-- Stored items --

□ □ □ □ □

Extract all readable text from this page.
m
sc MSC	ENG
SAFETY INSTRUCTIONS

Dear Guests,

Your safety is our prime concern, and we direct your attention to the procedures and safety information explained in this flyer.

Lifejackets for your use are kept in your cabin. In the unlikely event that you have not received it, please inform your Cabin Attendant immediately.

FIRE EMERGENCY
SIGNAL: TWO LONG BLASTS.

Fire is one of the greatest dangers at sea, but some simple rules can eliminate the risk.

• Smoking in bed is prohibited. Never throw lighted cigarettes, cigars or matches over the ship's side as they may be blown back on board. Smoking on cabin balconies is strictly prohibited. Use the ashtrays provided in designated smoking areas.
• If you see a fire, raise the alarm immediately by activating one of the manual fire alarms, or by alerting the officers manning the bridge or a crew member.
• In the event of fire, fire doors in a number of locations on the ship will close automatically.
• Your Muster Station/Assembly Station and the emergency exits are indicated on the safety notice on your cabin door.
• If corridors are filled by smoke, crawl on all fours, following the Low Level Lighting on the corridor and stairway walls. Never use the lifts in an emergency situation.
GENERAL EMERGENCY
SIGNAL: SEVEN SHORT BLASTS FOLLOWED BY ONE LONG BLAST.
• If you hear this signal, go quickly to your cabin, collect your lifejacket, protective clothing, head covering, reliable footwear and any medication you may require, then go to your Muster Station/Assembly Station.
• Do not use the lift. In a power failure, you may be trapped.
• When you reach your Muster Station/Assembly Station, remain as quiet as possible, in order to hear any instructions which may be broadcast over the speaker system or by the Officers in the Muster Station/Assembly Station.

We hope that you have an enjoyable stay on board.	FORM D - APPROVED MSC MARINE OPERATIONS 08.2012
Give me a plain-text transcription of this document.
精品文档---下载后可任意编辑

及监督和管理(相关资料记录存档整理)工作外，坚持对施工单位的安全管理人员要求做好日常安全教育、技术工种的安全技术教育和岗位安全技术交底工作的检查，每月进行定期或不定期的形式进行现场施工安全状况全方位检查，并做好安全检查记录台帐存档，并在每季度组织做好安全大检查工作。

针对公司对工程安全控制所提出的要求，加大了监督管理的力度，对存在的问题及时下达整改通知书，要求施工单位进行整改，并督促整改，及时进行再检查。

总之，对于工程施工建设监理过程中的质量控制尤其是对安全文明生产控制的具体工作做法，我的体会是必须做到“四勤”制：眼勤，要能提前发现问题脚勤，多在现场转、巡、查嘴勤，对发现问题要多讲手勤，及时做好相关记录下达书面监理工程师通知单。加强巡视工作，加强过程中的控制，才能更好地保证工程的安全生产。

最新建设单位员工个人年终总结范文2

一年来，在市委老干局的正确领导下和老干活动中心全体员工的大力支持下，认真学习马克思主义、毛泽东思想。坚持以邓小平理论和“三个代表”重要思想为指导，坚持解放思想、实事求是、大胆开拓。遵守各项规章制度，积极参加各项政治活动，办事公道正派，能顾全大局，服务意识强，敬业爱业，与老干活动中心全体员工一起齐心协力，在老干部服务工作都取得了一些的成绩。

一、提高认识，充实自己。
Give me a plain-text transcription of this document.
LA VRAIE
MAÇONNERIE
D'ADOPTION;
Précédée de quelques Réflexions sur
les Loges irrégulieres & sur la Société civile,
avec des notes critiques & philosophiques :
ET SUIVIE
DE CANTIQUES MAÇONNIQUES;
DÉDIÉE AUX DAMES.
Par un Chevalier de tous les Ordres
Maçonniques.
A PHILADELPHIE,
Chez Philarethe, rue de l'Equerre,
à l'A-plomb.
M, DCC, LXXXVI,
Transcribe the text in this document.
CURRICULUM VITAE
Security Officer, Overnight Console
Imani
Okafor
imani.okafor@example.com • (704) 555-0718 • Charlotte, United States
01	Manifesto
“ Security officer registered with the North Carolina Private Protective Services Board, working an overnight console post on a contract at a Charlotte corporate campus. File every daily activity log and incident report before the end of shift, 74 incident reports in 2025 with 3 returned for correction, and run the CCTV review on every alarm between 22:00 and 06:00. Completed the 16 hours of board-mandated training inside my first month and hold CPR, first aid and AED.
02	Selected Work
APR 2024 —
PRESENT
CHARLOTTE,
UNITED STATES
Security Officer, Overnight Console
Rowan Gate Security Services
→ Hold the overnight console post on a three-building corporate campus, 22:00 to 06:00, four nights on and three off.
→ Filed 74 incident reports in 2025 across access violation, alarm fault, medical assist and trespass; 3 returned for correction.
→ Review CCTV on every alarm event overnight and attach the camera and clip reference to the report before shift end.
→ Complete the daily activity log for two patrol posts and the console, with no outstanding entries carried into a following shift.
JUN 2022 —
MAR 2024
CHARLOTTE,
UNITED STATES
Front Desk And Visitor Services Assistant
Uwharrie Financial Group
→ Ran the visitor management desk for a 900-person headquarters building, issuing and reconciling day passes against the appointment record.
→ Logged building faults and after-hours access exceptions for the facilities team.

□ □ □ □ □

-- Aim of the exercise --
Search the records for the word "immediately", then list every line that has it.

-- Result of the exercise --
Lifejackets for your use are kept in your cabin. In the unlikely event that you have not received it, please inform your Cabin Attendant immediately.
• If you see a fire, raise the alarm immediately by activating one of the manual fire alarms, or by alerting the officers manning the bridge or a crew member.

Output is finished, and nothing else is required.